What you need to do
Produce an exact copy of all the records.

(Collection entries)
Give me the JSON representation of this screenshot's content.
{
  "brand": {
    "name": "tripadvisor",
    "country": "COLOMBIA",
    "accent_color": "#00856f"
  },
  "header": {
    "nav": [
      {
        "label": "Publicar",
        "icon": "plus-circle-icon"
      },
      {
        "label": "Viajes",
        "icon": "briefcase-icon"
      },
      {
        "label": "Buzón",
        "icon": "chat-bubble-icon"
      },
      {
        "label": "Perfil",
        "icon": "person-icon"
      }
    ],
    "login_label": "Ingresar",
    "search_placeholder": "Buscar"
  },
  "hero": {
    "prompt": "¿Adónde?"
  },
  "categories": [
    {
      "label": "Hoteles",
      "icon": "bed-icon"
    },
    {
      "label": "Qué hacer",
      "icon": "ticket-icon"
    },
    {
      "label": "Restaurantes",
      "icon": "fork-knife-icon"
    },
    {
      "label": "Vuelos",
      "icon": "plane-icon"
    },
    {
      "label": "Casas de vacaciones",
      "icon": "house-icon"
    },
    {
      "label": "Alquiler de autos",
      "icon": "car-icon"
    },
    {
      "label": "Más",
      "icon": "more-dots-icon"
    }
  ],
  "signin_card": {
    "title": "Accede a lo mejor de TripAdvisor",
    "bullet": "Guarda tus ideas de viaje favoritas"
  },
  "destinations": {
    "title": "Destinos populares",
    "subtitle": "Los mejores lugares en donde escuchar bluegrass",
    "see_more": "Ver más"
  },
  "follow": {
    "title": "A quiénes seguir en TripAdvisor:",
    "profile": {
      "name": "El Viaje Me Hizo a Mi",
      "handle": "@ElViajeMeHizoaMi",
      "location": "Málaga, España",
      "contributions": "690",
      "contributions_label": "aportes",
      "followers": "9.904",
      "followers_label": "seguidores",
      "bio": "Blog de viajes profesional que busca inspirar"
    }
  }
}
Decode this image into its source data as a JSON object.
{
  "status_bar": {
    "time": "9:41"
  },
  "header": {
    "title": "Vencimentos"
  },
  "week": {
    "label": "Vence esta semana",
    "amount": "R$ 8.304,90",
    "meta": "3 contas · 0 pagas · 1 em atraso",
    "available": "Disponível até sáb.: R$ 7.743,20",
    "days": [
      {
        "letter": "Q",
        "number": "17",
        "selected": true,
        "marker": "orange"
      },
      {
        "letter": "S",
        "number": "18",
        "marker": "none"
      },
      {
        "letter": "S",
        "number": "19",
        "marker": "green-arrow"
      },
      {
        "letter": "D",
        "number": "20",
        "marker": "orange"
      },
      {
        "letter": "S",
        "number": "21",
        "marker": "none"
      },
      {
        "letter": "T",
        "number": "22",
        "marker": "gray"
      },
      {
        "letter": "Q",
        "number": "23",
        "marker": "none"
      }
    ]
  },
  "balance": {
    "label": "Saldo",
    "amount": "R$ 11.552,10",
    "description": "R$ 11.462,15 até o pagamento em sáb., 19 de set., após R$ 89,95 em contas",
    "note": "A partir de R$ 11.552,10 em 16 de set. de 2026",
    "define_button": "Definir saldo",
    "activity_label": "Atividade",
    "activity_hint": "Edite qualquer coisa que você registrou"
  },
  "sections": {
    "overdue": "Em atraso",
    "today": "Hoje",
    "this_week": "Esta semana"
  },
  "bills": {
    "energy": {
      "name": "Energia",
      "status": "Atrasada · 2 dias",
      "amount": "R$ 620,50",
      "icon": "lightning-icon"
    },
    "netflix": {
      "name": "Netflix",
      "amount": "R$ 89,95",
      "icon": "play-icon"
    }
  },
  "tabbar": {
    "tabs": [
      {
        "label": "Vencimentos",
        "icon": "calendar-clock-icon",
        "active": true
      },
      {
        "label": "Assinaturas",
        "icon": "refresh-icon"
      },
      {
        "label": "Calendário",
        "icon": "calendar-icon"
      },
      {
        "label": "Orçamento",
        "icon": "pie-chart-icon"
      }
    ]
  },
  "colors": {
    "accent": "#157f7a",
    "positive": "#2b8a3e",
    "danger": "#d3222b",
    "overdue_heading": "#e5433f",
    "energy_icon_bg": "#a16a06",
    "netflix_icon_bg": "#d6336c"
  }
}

Result below
Give me the JSON representation of this screenshot's content.
{
  "brand": {
    "name": "tripadvisor",
    "country": "COLOMBIA",
    "accent_color": "#00856f"
  },
  "header": {
    "nav": [
      {
        "label": "Publicar",
        "icon": "plus-circle-icon"
      },
      {
        "label": "Viajes",
        "icon": "briefcase-icon"
      },
      {
        "label": "Buzón",
        "icon": "chat-bubble-icon"
      },
      {
        "label": "Perfil",
        "icon": "person-icon"
      }
    ],
    "login_label": "Ingresar",
    "search_placeholder": "Buscar"
  },
  "hero": {
    "prompt": "¿Adónde?"
  },
  "categories": [
    {
      "label": "Hoteles",
      "icon": "bed-icon"
    },
    {
      "label": "Qué hacer",
      "icon": "ticket-icon"
    },
    {
      "label": "Restaurantes",
      "icon": "fork-knife-icon"
    },
    {
      "label": "Vuelos",
      "icon": "plane-icon"
    },
    {
      "label": "Casas de vacaciones",
      "icon": "house-icon"
    },
    {
      "label": "Alquiler de autos",
      "icon": "car-icon"
    },
    {
      "label": "Más",
      "icon": "more-dots-icon"
    }
  ],
  "signin_card": {
    "title": "Accede a lo mejor de TripAdvisor",
    "bullet": "Guarda tus ideas de viaje favoritas"
  },
  "destinations": {
    "title": "Destinos populares",
    "subtitle": "Los mejores lugares en donde escuchar bluegrass",
    "see_more": "Ver más"
  },
  "follow": {
    "title": "A quiénes seguir en TripAdvisor:",
    "profile": {
      "name": "El Viaje Me Hizo a Mi",
      "handle": "@ElViajeMeHizoaMi",
      "location": "Málaga, España",
      "contributions": "690",
      "contributions_label": "aportes",
      "followers": "9.904",
      "followers_label": "seguidores",
      "bio": "Blog de viajes profesional que busca inspirar"
    }
  }
}
Decode this image into its source data as a JSON object.
{
  "status_bar": {
    "time": "9:41"
  },
  "header": {
    "title": "Vencimentos"
  },
  "week": {
    "label": "Vence esta semana",
    "amount": "R$ 8.304,90",
    "meta": "3 contas · 0 pagas · 1 em atraso",
    "available": "Disponível até sáb.: R$ 7.743,20",
    "days": [
      {
        "letter": "Q",
        "number": "17",
        "selected": true,
        "marker": "orange"
      },
      {
        "letter": "S",
        "number": "18",
        "marker": "none"
      },
      {
        "letter": "S",
        "number": "19",
        "marker": "green-arrow"
      },
      {
        "letter": "D",
        "number": "20",
        "marker": "orange"
      },
      {
        "letter": "S",
        "number": "21",
        "marker": "none"
      },
      {
        "letter": "T",
        "number": "22",
        "marker": "gray"
      },
      {
        "letter": "Q",
        "number": "23",
        "marker": "none"
      }
    ]
  },
  "balance": {
    "label": "Saldo",
    "amount": "R$ 11.552,10",
    "description": "R$ 11.462,15 até o pagamento em sáb., 19 de set., após R$ 89,95 em contas",
    "note": "A partir de R$ 11.552,10 em 16 de set. de 2026",
    "define_button": "Definir saldo",
    "activity_label": "Atividade",
    "activity_hint": "Edite qualquer coisa que você registrou"
  },
  "sections": {
    "overdue": "Em atraso",
    "today": "Hoje",
    "this_week": "Esta semana"
  },
  "bills": {
    "energy": {
      "name": "Energia",
      "status": "Atrasada · 2 dias",
      "amount": "R$ 620,50",
      "icon": "lightning-icon"
    },
    "netflix": {
      "name": "Netflix",
      "amount": "R$ 89,95",
      "icon": "play-icon"
    }
  },
  "tabbar": {
    "tabs": [
      {
        "label": "Vencimentos",
        "icon": "calendar-clock-icon",
        "active": true
      },
      {
        "label": "Assinaturas",
        "icon": "refresh-icon"
      },
      {
        "label": "Calendário",
        "icon": "calendar-icon"
      },
      {
        "label": "Orçamento",
        "icon": "pie-chart-icon"
      }
    ]
  },
  "colors": {
    "accent": "#157f7a",
    "positive": "#2b8a3e",
    "danger": "#d3222b",
    "overdue_heading": "#e5433f",
    "energy_icon_bg": "#a16a06",
    "netflix_icon_bg": "#d6336c"
  }
}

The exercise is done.